INSTRUCTION: Look through the records below and collect all lines that hold the string "MINING".
··· INFORMATION GIVEN
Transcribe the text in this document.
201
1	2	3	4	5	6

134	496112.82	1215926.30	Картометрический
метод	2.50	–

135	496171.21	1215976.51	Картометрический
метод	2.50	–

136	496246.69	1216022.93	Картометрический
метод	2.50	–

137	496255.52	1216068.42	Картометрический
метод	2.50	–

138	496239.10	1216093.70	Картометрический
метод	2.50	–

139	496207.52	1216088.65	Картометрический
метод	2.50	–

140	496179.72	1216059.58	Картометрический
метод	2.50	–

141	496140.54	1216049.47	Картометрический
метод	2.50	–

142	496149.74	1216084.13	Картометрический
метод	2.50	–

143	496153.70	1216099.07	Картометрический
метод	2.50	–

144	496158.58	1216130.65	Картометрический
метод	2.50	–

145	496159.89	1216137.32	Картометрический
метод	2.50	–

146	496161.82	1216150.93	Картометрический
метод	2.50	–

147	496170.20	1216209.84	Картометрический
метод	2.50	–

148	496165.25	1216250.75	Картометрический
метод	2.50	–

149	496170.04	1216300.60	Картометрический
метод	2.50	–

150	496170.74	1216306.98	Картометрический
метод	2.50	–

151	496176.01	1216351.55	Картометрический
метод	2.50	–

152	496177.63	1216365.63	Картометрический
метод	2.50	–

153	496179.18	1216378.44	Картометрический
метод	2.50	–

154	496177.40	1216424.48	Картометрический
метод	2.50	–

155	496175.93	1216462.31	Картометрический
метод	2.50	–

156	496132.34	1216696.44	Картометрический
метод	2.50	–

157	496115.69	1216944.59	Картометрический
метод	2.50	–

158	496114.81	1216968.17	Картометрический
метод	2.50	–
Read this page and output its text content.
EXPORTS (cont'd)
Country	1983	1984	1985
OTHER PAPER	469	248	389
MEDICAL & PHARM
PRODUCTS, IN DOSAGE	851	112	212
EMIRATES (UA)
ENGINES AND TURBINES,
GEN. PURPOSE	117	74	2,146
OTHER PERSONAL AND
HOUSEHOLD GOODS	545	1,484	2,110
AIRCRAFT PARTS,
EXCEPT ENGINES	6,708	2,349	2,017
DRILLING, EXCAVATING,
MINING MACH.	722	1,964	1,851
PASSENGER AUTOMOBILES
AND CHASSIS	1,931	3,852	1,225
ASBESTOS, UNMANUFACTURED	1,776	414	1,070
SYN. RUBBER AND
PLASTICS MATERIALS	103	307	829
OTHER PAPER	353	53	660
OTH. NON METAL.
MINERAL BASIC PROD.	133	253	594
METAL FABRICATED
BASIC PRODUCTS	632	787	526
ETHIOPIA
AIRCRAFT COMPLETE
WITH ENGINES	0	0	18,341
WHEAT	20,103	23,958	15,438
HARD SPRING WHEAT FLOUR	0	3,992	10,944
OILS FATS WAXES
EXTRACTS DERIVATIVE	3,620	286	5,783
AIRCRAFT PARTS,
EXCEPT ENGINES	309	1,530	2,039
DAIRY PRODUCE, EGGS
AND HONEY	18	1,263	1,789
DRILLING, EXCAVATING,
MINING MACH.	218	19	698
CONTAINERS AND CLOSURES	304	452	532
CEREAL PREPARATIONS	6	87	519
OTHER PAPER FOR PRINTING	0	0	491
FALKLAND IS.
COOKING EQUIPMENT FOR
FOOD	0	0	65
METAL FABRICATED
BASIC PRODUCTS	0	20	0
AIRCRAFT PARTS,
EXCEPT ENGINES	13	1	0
······
TASK RESULT:
MINING MACH.	722	1,964	1,851
MINING MACH.	218	19	698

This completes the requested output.